## EXERCISE INSTRUCTIONS
Copy every line of the listing below word for word.

## SUPPLIED MATERIAL
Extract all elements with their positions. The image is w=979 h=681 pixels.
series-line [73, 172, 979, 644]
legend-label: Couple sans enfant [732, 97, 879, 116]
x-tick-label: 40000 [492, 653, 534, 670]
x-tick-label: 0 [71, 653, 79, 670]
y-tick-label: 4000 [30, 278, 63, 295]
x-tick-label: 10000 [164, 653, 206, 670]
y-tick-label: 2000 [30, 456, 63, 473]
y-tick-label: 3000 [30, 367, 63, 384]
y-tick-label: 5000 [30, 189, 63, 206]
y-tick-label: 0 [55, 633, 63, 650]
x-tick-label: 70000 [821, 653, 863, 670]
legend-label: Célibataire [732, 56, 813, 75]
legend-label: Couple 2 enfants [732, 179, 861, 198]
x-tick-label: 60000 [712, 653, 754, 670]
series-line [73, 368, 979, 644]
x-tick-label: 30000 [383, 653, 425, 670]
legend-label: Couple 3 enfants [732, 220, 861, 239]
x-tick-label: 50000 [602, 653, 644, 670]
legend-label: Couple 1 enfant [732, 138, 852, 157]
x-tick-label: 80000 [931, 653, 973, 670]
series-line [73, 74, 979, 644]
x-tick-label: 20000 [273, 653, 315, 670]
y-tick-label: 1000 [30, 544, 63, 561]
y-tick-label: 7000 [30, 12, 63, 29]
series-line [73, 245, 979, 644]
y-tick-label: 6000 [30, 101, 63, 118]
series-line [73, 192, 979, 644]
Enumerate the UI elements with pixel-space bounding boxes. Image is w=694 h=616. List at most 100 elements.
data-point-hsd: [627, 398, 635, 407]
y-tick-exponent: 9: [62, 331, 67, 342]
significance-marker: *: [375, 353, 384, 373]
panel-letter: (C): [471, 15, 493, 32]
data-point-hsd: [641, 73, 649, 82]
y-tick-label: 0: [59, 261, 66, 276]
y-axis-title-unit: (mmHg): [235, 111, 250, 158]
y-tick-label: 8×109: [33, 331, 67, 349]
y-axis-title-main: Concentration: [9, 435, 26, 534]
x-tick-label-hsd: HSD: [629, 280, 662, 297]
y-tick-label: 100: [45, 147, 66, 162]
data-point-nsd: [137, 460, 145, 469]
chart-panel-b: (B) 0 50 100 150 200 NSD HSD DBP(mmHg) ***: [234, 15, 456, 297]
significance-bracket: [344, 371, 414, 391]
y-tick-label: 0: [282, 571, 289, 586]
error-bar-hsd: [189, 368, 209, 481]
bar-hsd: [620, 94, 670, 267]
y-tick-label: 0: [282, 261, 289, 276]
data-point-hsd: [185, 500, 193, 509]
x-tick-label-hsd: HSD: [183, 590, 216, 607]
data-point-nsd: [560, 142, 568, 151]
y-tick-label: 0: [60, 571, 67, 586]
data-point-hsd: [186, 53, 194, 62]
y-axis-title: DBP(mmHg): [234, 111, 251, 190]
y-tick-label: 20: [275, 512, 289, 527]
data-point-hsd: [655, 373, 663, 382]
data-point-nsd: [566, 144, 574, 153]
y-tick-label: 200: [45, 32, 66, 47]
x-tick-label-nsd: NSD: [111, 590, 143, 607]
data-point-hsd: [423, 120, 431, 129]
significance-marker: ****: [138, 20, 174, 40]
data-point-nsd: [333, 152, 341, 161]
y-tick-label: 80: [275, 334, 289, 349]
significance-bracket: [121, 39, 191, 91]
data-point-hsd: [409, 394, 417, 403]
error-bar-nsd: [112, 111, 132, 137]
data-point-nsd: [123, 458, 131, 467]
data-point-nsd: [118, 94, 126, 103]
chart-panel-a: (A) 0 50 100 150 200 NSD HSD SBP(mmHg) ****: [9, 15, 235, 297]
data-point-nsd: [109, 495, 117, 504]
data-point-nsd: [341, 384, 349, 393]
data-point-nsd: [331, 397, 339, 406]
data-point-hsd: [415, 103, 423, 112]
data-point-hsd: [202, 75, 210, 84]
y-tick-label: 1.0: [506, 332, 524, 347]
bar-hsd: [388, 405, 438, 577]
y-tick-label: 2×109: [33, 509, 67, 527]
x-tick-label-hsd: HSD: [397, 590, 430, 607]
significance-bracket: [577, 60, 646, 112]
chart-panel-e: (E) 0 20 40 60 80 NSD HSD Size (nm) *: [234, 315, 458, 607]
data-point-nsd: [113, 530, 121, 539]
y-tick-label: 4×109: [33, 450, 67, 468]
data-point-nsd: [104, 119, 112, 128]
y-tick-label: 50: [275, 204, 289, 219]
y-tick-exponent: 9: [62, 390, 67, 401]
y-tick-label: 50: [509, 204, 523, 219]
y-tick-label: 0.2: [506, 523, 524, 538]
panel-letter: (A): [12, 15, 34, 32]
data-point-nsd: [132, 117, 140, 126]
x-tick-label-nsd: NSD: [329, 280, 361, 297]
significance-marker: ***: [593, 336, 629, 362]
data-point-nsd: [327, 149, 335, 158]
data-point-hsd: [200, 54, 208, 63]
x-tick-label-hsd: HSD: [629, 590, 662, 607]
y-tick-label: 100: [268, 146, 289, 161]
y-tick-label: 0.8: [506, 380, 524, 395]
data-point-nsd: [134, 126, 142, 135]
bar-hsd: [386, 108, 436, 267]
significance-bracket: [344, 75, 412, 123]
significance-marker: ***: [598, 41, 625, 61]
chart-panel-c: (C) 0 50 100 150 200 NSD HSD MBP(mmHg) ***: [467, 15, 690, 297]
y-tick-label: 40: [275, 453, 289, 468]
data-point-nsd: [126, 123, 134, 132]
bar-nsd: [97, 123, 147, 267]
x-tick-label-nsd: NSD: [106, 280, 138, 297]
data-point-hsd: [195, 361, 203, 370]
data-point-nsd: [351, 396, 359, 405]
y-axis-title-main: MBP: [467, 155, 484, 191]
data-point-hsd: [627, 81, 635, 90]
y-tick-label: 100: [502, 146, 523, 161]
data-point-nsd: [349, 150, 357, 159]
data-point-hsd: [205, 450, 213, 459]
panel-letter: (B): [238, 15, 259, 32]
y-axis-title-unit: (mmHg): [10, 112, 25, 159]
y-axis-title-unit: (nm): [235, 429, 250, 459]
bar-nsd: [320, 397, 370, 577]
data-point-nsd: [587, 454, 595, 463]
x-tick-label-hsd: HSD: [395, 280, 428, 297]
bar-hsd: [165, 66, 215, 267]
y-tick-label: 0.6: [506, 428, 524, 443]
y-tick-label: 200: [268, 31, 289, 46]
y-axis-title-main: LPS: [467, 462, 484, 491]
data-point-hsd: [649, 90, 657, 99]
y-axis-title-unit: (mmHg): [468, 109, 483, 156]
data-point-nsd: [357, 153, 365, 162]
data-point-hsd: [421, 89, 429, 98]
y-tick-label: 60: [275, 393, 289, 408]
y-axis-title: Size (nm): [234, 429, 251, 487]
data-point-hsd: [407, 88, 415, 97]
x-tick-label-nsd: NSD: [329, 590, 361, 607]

## SOLUTION TO THIS PROBLEM
Extract all elements with their positions. The image is w=979 h=681 pixels.
series-line [73, 172, 979, 644]
legend-label: Couple sans enfant [732, 97, 879, 116]
x-tick-label: 40000 [492, 653, 534, 670]
x-tick-label: 0 [71, 653, 79, 670]
y-tick-label: 4000 [30, 278, 63, 295]
x-tick-label: 10000 [164, 653, 206, 670]
y-tick-label: 2000 [30, 456, 63, 473]
y-tick-label: 3000 [30, 367, 63, 384]
y-tick-label: 5000 [30, 189, 63, 206]
y-tick-label: 0 [55, 633, 63, 650]
x-tick-label: 70000 [821, 653, 863, 670]
legend-label: Célibataire [732, 56, 813, 75]
legend-label: Couple 2 enfants [732, 179, 861, 198]
x-tick-label: 60000 [712, 653, 754, 670]
series-line [73, 368, 979, 644]
x-tick-label: 30000 [383, 653, 425, 670]
legend-label: Couple 3 enfants [732, 220, 861, 239]
x-tick-label: 50000 [602, 653, 644, 670]
legend-label: Couple 1 enfant [732, 138, 852, 157]
x-tick-label: 80000 [931, 653, 973, 670]
series-line [73, 74, 979, 644]
x-tick-label: 20000 [273, 653, 315, 670]
y-tick-label: 1000 [30, 544, 63, 561]
y-tick-label: 7000 [30, 12, 63, 29]
series-line [73, 245, 979, 644]
y-tick-label: 6000 [30, 101, 63, 118]
series-line [73, 192, 979, 644]
Enumerate the UI elements with pixel-space bounding boxes. Image is w=694 h=616. List at most 100 elements.
data-point-hsd: [627, 398, 635, 407]
y-tick-exponent: 9: [62, 331, 67, 342]
significance-marker: *: [375, 353, 384, 373]
panel-letter: (C): [471, 15, 493, 32]
data-point-hsd: [641, 73, 649, 82]
y-tick-label: 0: [59, 261, 66, 276]
y-axis-title-unit: (mmHg): [235, 111, 250, 158]
y-tick-label: 8×109: [33, 331, 67, 349]
y-axis-title-main: Concentration: [9, 435, 26, 534]
x-tick-label-hsd: HSD: [629, 280, 662, 297]
y-tick-label: 100: [45, 147, 66, 162]
data-point-nsd: [137, 460, 145, 469]
chart-panel-b: (B) 0 50 100 150 200 NSD HSD DBP(mmHg) ***: [234, 15, 456, 297]
significance-bracket: [344, 371, 414, 391]
y-tick-label: 0: [282, 571, 289, 586]
error-bar-hsd: [189, 368, 209, 481]
bar-hsd: [620, 94, 670, 267]
y-tick-label: 0: [282, 261, 289, 276]
data-point-hsd: [185, 500, 193, 509]
x-tick-label-hsd: HSD: [183, 590, 216, 607]
data-point-nsd: [560, 142, 568, 151]
y-tick-label: 0: [60, 571, 67, 586]
data-point-hsd: [186, 53, 194, 62]
y-axis-title: DBP(mmHg): [234, 111, 251, 190]
y-tick-label: 20: [275, 512, 289, 527]
data-point-hsd: [655, 373, 663, 382]
data-point-nsd: [566, 144, 574, 153]
y-tick-label: 200: [45, 32, 66, 47]
x-tick-label-nsd: NSD: [111, 590, 143, 607]
data-point-hsd: [423, 120, 431, 129]
significance-marker: ****: [138, 20, 174, 40]
data-point-nsd: [333, 152, 341, 161]
y-tick-label: 80: [275, 334, 289, 349]
significance-bracket: [121, 39, 191, 91]
data-point-hsd: [409, 394, 417, 403]
error-bar-nsd: [112, 111, 132, 137]
data-point-nsd: [123, 458, 131, 467]
data-point-nsd: [118, 94, 126, 103]
chart-panel-a: (A) 0 50 100 150 200 NSD HSD SBP(mmHg) ****: [9, 15, 235, 297]
data-point-nsd: [109, 495, 117, 504]
data-point-nsd: [341, 384, 349, 393]
data-point-nsd: [331, 397, 339, 406]
data-point-hsd: [415, 103, 423, 112]
data-point-hsd: [202, 75, 210, 84]
y-tick-label: 1.0: [506, 332, 524, 347]
bar-hsd: [388, 405, 438, 577]
y-tick-label: 2×109: [33, 509, 67, 527]
x-tick-label-hsd: HSD: [397, 590, 430, 607]
significance-bracket: [577, 60, 646, 112]
chart-panel-e: (E) 0 20 40 60 80 NSD HSD Size (nm) *: [234, 315, 458, 607]
data-point-nsd: [113, 530, 121, 539]
y-tick-label: 4×109: [33, 450, 67, 468]
data-point-nsd: [104, 119, 112, 128]
y-tick-label: 50: [275, 204, 289, 219]
y-tick-exponent: 9: [62, 390, 67, 401]
y-tick-label: 50: [509, 204, 523, 219]
y-tick-label: 0.2: [506, 523, 524, 538]
panel-letter: (A): [12, 15, 34, 32]
data-point-nsd: [132, 117, 140, 126]
x-tick-label-nsd: NSD: [329, 280, 361, 297]
significance-marker: ***: [593, 336, 629, 362]
data-point-nsd: [327, 149, 335, 158]
data-point-hsd: [200, 54, 208, 63]
x-tick-label-hsd: HSD: [629, 590, 662, 607]
y-tick-label: 100: [268, 146, 289, 161]
y-tick-label: 0.8: [506, 380, 524, 395]
data-point-nsd: [134, 126, 142, 135]
bar-hsd: [386, 108, 436, 267]
significance-bracket: [344, 75, 412, 123]
significance-marker: ***: [598, 41, 625, 61]
chart-panel-c: (C) 0 50 100 150 200 NSD HSD MBP(mmHg) ***: [467, 15, 690, 297]
y-tick-label: 40: [275, 453, 289, 468]
data-point-nsd: [126, 123, 134, 132]
bar-nsd: [97, 123, 147, 267]
x-tick-label-nsd: NSD: [106, 280, 138, 297]
data-point-hsd: [195, 361, 203, 370]
data-point-nsd: [351, 396, 359, 405]
y-axis-title-main: MBP: [467, 155, 484, 191]
data-point-hsd: [627, 81, 635, 90]
y-tick-label: 100: [502, 146, 523, 161]
data-point-nsd: [349, 150, 357, 159]
data-point-hsd: [205, 450, 213, 459]
panel-letter: (B): [238, 15, 259, 32]
y-axis-title-unit: (mmHg): [10, 112, 25, 159]
y-axis-title-unit: (nm): [235, 429, 250, 459]
bar-nsd: [320, 397, 370, 577]
data-point-nsd: [587, 454, 595, 463]
x-tick-label-hsd: HSD: [395, 280, 428, 297]
bar-hsd: [165, 66, 215, 267]
y-tick-label: 0.6: [506, 428, 524, 443]
y-tick-label: 200: [268, 31, 289, 46]
y-axis-title-main: LPS: [467, 462, 484, 491]
data-point-hsd: [649, 90, 657, 99]
y-axis-title-unit: (mmHg): [468, 109, 483, 156]
data-point-nsd: [357, 153, 365, 162]
data-point-hsd: [421, 89, 429, 98]
y-tick-label: 60: [275, 393, 289, 408]
y-axis-title: Size (nm): [234, 429, 251, 487]
data-point-hsd: [407, 88, 415, 97]
x-tick-label-nsd: NSD: [329, 590, 361, 607]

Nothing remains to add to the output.